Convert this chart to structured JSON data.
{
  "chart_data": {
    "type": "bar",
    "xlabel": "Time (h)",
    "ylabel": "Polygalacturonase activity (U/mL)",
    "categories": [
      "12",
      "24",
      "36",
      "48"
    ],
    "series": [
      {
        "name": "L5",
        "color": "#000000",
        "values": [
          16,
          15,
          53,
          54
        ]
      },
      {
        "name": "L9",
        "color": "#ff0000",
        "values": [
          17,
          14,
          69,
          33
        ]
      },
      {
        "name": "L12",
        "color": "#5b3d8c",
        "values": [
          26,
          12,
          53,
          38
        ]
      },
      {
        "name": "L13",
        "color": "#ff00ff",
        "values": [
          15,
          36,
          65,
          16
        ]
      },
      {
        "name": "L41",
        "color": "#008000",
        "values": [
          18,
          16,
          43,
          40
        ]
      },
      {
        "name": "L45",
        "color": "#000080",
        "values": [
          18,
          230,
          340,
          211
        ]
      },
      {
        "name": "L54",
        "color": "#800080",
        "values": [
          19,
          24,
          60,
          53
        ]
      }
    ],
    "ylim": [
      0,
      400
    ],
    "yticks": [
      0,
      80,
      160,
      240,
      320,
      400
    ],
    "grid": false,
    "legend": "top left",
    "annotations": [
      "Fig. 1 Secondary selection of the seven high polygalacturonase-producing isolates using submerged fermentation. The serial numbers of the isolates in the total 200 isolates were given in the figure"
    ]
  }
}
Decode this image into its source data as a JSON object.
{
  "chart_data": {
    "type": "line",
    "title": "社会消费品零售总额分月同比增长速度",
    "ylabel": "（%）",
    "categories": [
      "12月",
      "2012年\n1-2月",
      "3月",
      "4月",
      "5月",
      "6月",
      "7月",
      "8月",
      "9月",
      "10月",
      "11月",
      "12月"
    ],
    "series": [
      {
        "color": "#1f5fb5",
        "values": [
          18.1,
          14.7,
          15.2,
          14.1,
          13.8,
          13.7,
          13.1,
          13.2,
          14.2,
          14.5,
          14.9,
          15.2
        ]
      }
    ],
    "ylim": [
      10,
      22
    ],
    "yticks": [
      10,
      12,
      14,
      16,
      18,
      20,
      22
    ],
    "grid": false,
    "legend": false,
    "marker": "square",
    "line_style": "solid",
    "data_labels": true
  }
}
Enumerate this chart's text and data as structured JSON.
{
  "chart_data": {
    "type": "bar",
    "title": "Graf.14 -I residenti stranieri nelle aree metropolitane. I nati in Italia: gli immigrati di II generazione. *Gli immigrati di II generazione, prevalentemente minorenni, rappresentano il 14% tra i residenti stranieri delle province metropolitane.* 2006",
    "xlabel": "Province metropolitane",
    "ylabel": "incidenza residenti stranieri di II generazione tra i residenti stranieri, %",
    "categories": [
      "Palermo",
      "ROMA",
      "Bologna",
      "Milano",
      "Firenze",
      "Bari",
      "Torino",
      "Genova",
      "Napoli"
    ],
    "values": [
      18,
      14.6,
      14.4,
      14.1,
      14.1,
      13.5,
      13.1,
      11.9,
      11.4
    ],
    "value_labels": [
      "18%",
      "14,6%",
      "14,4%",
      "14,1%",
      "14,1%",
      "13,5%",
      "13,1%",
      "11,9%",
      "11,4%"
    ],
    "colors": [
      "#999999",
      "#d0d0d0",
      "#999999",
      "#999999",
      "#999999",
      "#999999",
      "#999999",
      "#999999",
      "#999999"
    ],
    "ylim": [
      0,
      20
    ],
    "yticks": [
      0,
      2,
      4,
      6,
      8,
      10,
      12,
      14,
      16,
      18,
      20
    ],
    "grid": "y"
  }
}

* * *

→ JOB
Could you reproduce every record above exactly as it appears?

→ ANSWER TO THE TASK
Convert this chart to structured JSON data.
{
  "chart_data": {
    "type": "bar",
    "xlabel": "Time (h)",
    "ylabel": "Polygalacturonase activity (U/mL)",
    "categories": [
      "12",
      "24",
      "36",
      "48"
    ],
    "series": [
      {
        "name": "L5",
        "color": "#000000",
        "values": [
          16,
          15,
          53,
          54
        ]
      },
      {
        "name": "L9",
        "color": "#ff0000",
        "values": [
          17,
          14,
          69,
          33
        ]
      },
      {
        "name": "L12",
        "color": "#5b3d8c",
        "values": [
          26,
          12,
          53,
          38
        ]
      },
      {
        "name": "L13",
        "color": "#ff00ff",
        "values": [
          15,
          36,
          65,
          16
        ]
      },
      {
        "name": "L41",
        "color": "#008000",
        "values": [
          18,
          16,
          43,
          40
        ]
      },
      {
        "name": "L45",
        "color": "#000080",
        "values": [
          18,
          230,
          340,
          211
        ]
      },
      {
        "name": "L54",
        "color": "#800080",
        "values": [
          19,
          24,
          60,
          53
        ]
      }
    ],
    "ylim": [
      0,
      400
    ],
    "yticks": [
      0,
      80,
      160,
      240,
      320,
      400
    ],
    "grid": false,
    "legend": "top left",
    "annotations": [
      "Fig. 1 Secondary selection of the seven high polygalacturonase-producing isolates using submerged fermentation. The serial numbers of the isolates in the total 200 isolates were given in the figure"
    ]
  }
}
Decode this image into its source data as a JSON object.
{
  "chart_data": {
    "type": "line",
    "title": "社会消费品零售总额分月同比增长速度",
    "ylabel": "（%）",
    "categories": [
      "12月",
      "2012年\n1-2月",
      "3月",
      "4月",
      "5月",
      "6月",
      "7月",
      "8月",
      "9月",
      "10月",
      "11月",
      "12月"
    ],
    "series": [
      {
        "color": "#1f5fb5",
        "values": [
          18.1,
          14.7,
          15.2,
          14.1,
          13.8,
          13.7,
          13.1,
          13.2,
          14.2,
          14.5,
          14.9,
          15.2
        ]
      }
    ],
    "ylim": [
      10,
      22
    ],
    "yticks": [
      10,
      12,
      14,
      16,
      18,
      20,
      22
    ],
    "grid": false,
    "legend": false,
    "marker": "square",
    "line_style": "solid",
    "data_labels": true
  }
}
Enumerate this chart's text and data as structured JSON.
{
  "chart_data": {
    "type": "bar",
    "title": "Graf.14 -I residenti stranieri nelle aree metropolitane. I nati in Italia: gli immigrati di II generazione. *Gli immigrati di II generazione, prevalentemente minorenni, rappresentano il 14% tra i residenti stranieri delle province metropolitane.* 2006",
    "xlabel": "Province metropolitane",
    "ylabel": "incidenza residenti stranieri di II generazione tra i residenti stranieri, %",
    "categories": [
      "Palermo",
      "ROMA",
      "Bologna",
      "Milano",
      "Firenze",
      "Bari",
      "Torino",
      "Genova",
      "Napoli"
    ],
    "values": [
      18,
      14.6,
      14.4,
      14.1,
      14.1,
      13.5,
      13.1,
      11.9,
      11.4
    ],
    "value_labels": [
      "18%",
      "14,6%",
      "14,4%",
      "14,1%",
      "14,1%",
      "13,5%",
      "13,1%",
      "11,9%",
      "11,4%"
    ],
    "colors": [
      "#999999",
      "#d0d0d0",
      "#999999",
      "#999999",
      "#999999",
      "#999999",
      "#999999",
      "#999999",
      "#999999"
    ],
    "ylim": [
      0,
      20
    ],
    "yticks": [
      0,
      2,
      4,
      6,
      8,
      10,
      12,
      14,
      16,
      18,
      20
    ],
    "grid": "y"
  }
}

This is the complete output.